Data section:
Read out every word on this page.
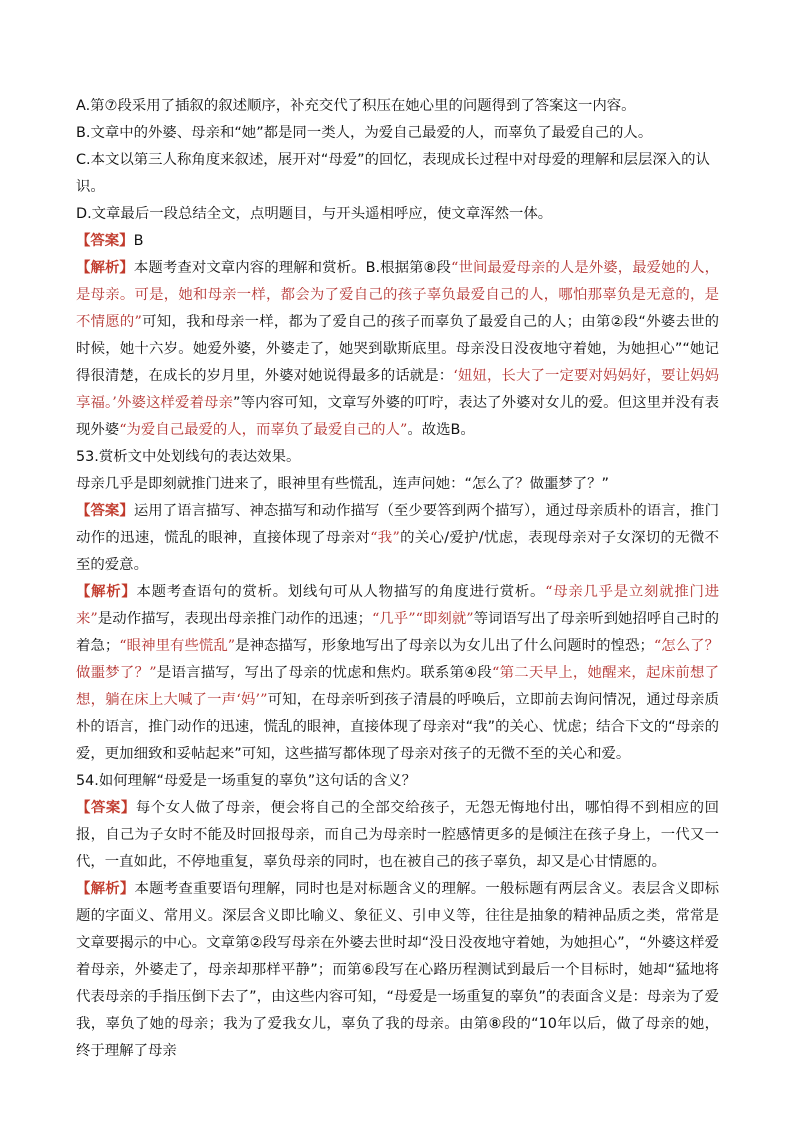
A.第⑦段采用了插叙的叙述顺序，补充交代了积压在她心里的问题得到了答案这一内容。

B.文章中的外婆、母亲和“她”都是同一类人，为爱自己最爱的人，而辜负了最爱自己的人。

C.本文以第三人称角度来叙述，展开对“母爱”的回忆，表现成长过程中对母爱的理解和层层深入的认识。

D.文章最后一段总结全文，点明题目，与开头遥相呼应，使文章浑然一体。

【答案】B

【解析】本题考查对文章内容的理解和赏析。B.根据第⑧段“世间最爱母亲的人是外婆，最爱她的人，是母亲。可是，她和母亲一样，都会为了爱自己的孩子辜负最爱自己的人，哪怕那辜负是无意的，是不情愿的”可知，我和母亲一样，都为了爱自己的孩子而辜负了最爱自己的人；由第②段“外婆去世的时候，她十六岁。她爱外婆，外婆走了，她哭到歇斯底里。母亲没日没夜地守着她，为她担心”“她记得很清楚，在成长的岁月里，外婆对她说得最多的话就是：‘妞妞，长大了一定要对妈妈好，要让妈妈享福。’外婆这样爱着母亲”等内容可知，文章写外婆的叮咛，表达了外婆对女儿的爱。但这里并没有表现外婆“为爱自己最爱的人，而辜负了最爱自己的人”。故选B。

53.赏析文中处划线句的表达效果。

母亲几乎是即刻就推门进来了，眼神里有些慌乱，连声问她：“怎么了？做噩梦了？”

【答案】运用了语言描写、神态描写和动作描写（至少要答到两个描写），通过母亲质朴的语言，推门动作的迅速，慌乱的眼神，直接体现了母亲对“我”的关心/爱护/忧虑，表现母亲对子女深切的无微不至的爱意。

【解析】本题考查语句的赏析。划线句可从人物描写的角度进行赏析。“母亲几乎是立刻就推门进来”是动作描写，表现出母亲推门动作的迅速；“几乎”“即刻就”等词语写出了母亲听到她招呼自己时的着急；“眼神里有些慌乱”是神态描写，形象地写出了母亲以为女儿出了什么问题时的惶恐；“怎么了？做噩梦了？”是语言描写，写出了母亲的忧虑和焦灼。联系第④段“第二天早上，她醒来，起床前想了想，躺在床上大喊了一声‘妈’”可知，在母亲听到孩子清晨的呼唤后，立即前去询问情况，通过母亲质朴的语言，推门动作的迅速，慌乱的眼神，直接体现了母亲对“我”的关心、忧虑；结合下文的“母亲的爱，更加细致和妥帖起来”可知，这些描写都体现了母亲对孩子的无微不至的关心和爱。

54.如何理解“母爱是一场重复的辜负”这句话的含义？

【答案】每个女人做了母亲，便会将自己的全部交给孩子，无怨无悔地付出，哪怕得不到相应的回报，自己为子女时不能及时回报母亲，而自己为母亲时一腔感情更多的是倾注在孩子身上，一代又一代，一直如此，不停地重复，辜负母亲的同时，也在被自己的孩子辜负，却又是心甘情愿的。

【解析】本题考查重要语句理解，同时也是对标题含义的理解。一般标题有两层含义。表层含义即标题的字面义、常用义。深层含义即比喻义、象征义、引申义等，往往是抽象的精神品质之类，常常是文章要揭示的中心。文章第②段写母亲在外婆去世时却“没日没夜地守着她，为她担心”，“外婆这样爱着母亲，外婆走了，母亲却那样平静”；而第⑥段写在心路历程测试到最后一个目标时，她却“猛地将代表母亲的手指压倒下去了”，由这些内容可知，“母爱是一场重复的辜负”的表面含义是：母亲为了爱我，辜负了她的母亲；我为了爱我女儿，辜负了我的母亲。由第⑧段的“10年以后，做了母亲的她，终于理解了母亲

Job:
Find "母爱是一场重复的辜负". Copy every line it occurs in.

Solution below:
54.如何理解“母爱是一场重复的辜负”这句话的含义？
【解析】本题考查重要语句理解，同时也是对标题含义的理解。一般标题有两层含义。表层含义即标题的字面义、常用义。深层含义即比喻义、象征义、引申义等，往往是抽象的精神品质之类，常常是文章要揭示的中心。文章第②段写母亲在外婆去世时却“没日没夜地守着她，为她担心”，“外婆这样爱着母亲，外婆走了，母亲却那样平静”；而第⑥段写在心路历程测试到最后一个目标时，她却“猛地将代表母亲的手指压倒下去了”，由这些内容可知，“母爱是一场重复的辜负”的表面含义是：母亲为了爱我，辜负了她的母亲；我为了爱我女儿，辜负了我的母亲。由第⑧段的“10年以后，做了母亲的她，终于理解了母亲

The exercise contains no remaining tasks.